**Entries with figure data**
┌──

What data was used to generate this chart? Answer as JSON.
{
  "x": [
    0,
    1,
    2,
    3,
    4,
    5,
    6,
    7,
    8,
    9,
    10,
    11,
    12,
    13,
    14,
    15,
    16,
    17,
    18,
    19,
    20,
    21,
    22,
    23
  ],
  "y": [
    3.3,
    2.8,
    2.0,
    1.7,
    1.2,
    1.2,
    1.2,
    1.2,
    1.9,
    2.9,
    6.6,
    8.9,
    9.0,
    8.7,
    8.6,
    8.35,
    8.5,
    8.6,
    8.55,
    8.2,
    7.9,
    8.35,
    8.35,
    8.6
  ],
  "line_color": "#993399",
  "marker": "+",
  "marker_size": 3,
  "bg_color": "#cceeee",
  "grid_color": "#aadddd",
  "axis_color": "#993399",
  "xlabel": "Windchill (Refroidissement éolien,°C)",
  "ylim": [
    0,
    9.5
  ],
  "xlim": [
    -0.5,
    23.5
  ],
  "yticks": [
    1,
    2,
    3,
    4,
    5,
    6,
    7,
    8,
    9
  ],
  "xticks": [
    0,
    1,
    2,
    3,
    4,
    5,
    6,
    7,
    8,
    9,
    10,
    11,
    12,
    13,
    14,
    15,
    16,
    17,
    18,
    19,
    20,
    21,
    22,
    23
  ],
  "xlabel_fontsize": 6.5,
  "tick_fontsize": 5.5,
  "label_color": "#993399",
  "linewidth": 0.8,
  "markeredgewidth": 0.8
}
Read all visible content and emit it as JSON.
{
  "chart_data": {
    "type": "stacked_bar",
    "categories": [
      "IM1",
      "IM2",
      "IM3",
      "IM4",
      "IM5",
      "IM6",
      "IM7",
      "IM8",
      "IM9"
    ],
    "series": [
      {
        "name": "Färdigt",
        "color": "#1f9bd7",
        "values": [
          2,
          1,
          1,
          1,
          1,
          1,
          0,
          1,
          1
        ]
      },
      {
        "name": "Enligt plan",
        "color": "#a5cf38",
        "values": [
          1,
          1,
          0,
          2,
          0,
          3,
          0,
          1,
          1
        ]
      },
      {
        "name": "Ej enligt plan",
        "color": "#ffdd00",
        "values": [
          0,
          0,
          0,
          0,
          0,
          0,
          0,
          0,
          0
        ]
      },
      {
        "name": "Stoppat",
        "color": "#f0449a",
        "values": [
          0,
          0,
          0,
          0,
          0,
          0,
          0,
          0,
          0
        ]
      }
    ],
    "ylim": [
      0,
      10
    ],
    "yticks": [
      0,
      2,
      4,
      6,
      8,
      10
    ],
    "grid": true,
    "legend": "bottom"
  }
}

└──

**The task**
From the material above, gather all lines that include the string "plan" and copy them.

**Written answer**
        "name": "Enligt plan",
        "name": "Ej enligt plan",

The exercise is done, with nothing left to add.